(Given problem) Find every line in the records below that holds the word "JSON", and copy each one.

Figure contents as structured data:
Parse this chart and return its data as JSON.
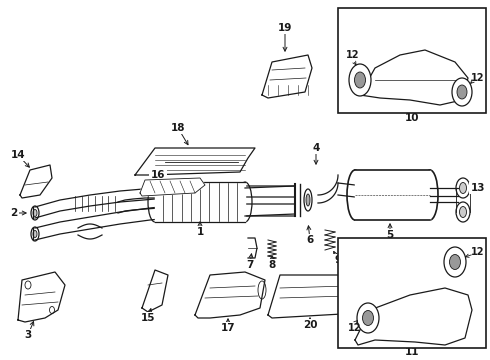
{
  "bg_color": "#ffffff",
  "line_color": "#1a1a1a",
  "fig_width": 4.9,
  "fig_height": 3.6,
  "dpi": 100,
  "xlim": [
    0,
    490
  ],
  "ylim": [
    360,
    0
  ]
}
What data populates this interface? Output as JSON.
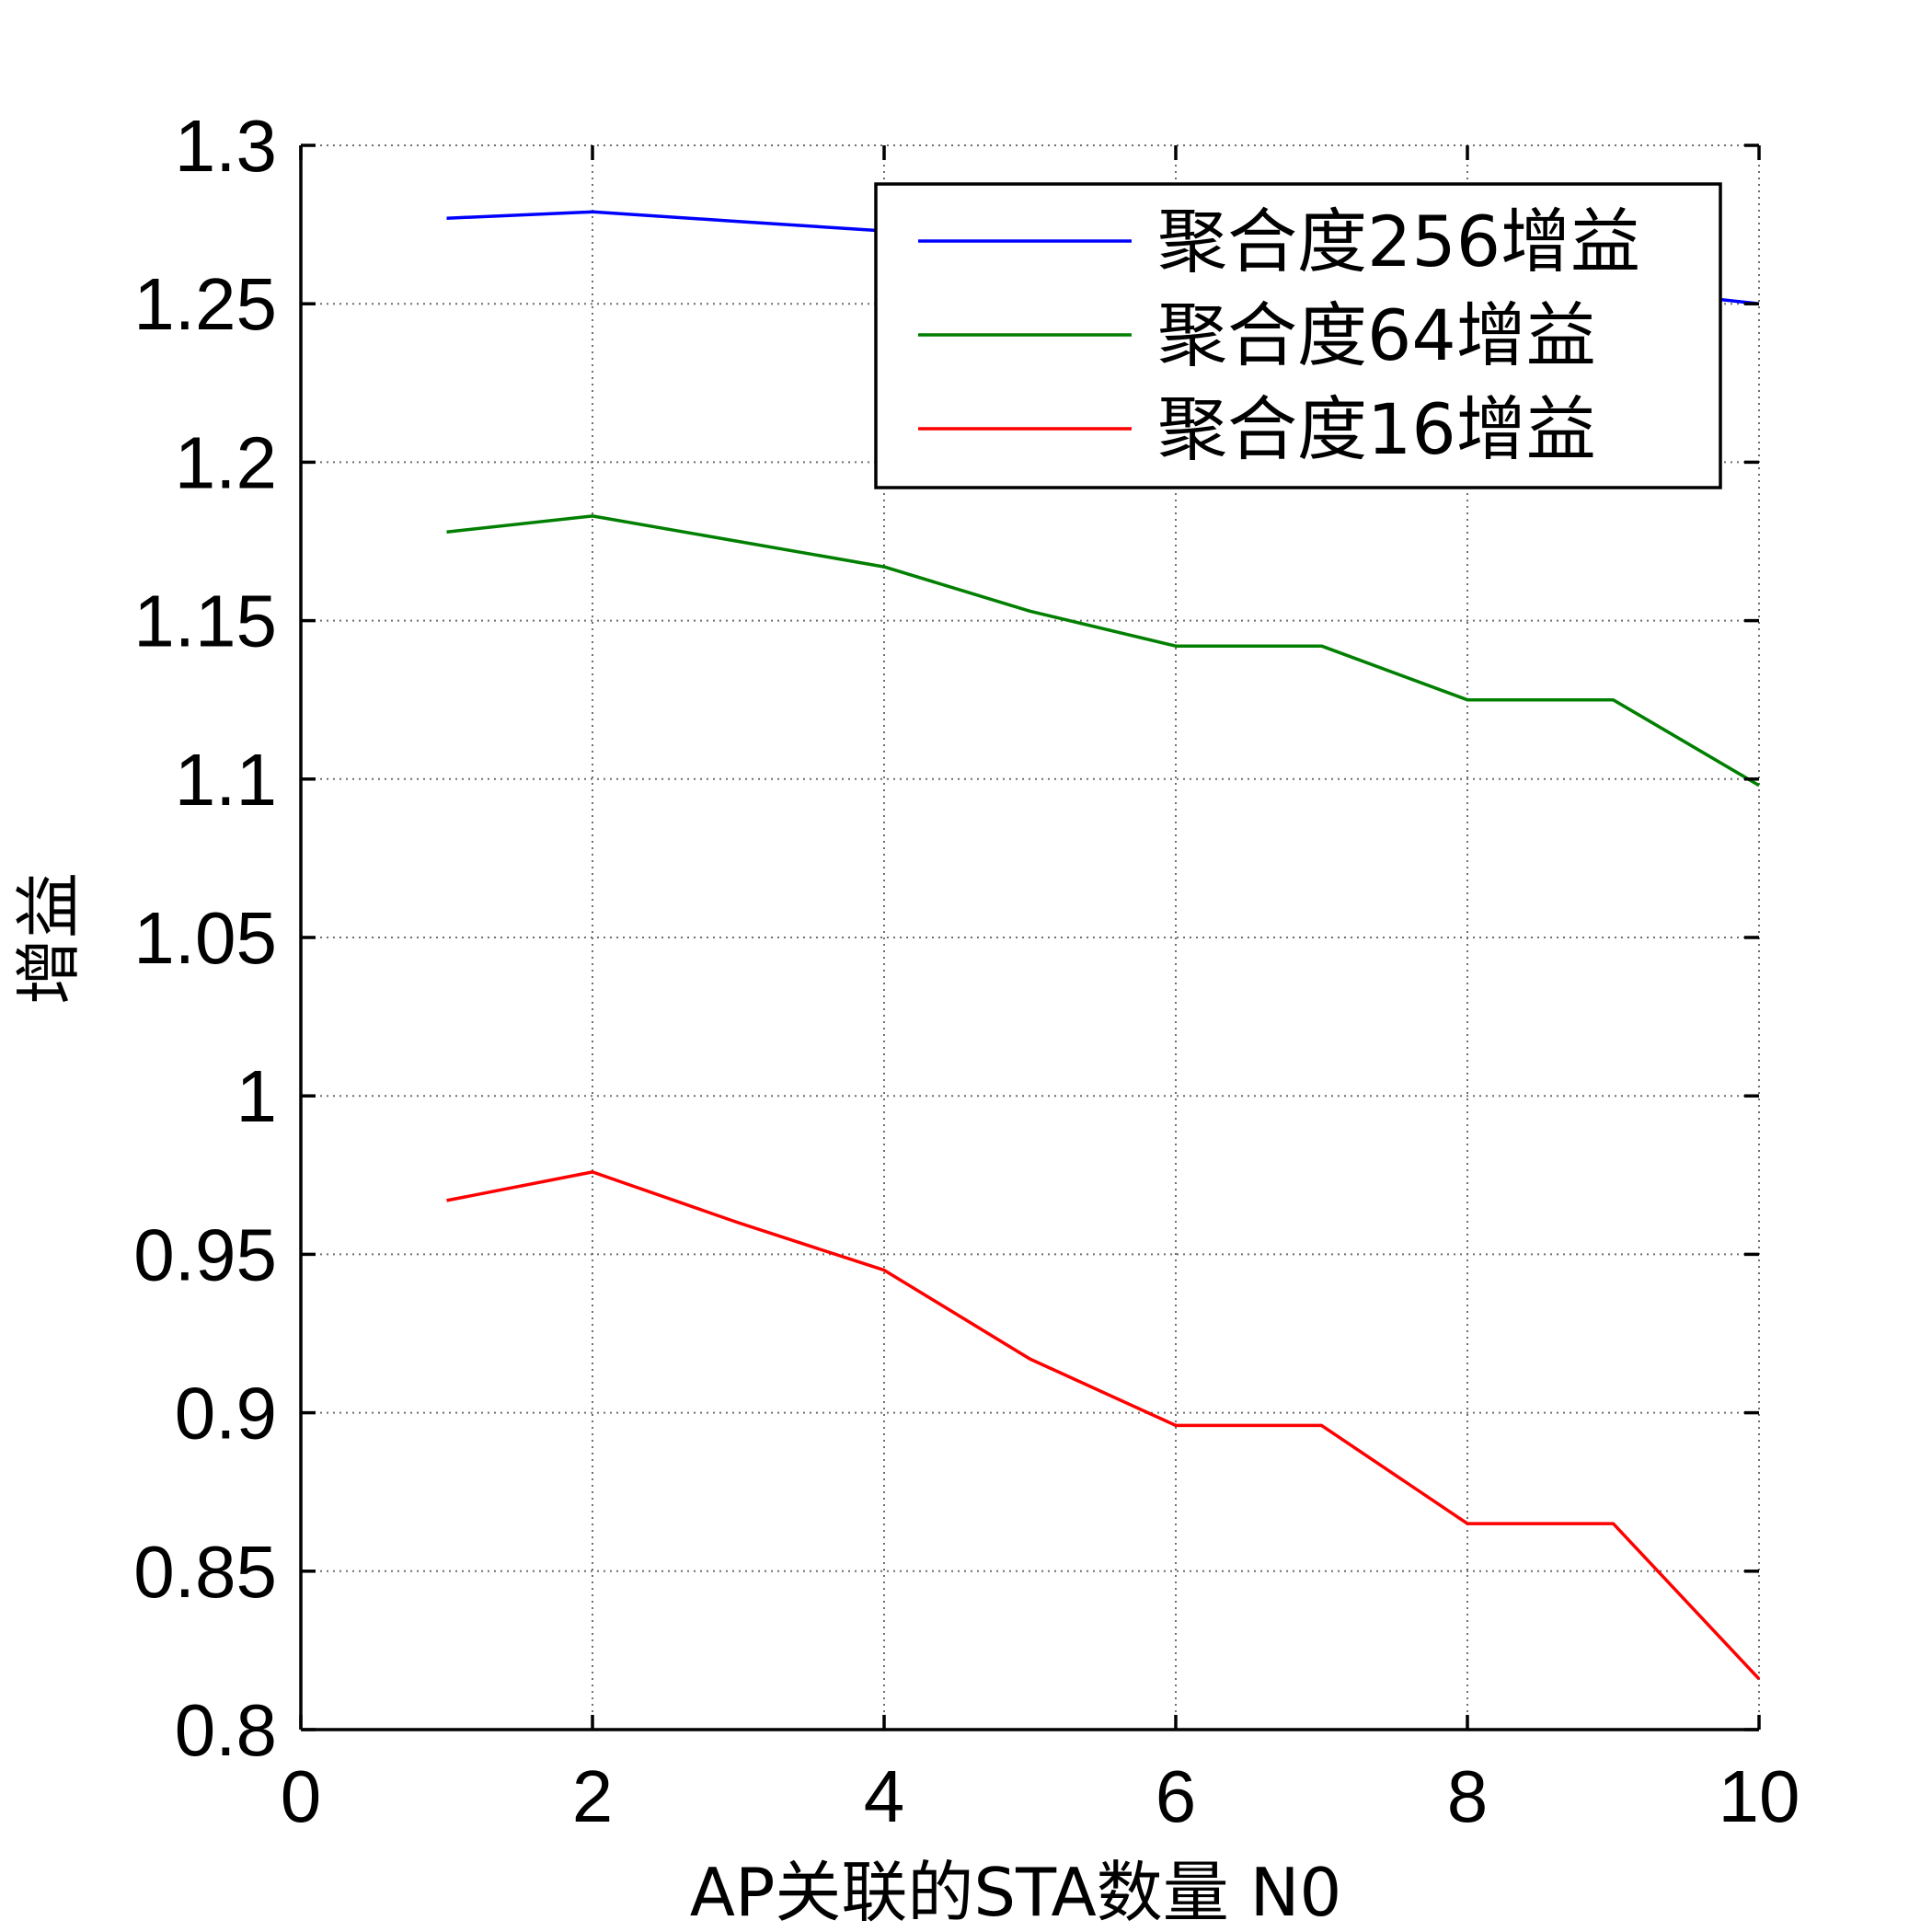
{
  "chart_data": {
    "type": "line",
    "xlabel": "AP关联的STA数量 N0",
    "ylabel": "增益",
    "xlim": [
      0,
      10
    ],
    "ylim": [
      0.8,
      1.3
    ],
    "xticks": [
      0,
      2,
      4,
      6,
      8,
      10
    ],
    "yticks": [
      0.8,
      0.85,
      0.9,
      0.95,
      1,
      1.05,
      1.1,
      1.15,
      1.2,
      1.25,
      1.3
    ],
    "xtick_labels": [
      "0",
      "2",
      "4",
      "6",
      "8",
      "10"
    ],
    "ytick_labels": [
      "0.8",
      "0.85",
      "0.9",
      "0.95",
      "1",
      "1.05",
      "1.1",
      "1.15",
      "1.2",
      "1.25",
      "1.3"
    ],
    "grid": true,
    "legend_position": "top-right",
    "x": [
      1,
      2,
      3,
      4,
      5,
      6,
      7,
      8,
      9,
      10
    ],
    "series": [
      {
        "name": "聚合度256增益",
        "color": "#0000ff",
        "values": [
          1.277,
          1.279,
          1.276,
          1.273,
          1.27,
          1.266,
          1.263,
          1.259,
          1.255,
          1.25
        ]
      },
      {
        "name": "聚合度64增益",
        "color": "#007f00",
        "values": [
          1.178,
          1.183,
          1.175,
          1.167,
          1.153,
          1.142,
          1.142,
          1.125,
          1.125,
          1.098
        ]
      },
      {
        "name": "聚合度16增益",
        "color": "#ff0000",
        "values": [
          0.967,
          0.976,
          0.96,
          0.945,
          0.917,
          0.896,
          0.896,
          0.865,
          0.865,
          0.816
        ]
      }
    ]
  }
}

(Answer to the problem)
Parse this chart and return its data as JSON.
What data populates this interface? Output as JSON.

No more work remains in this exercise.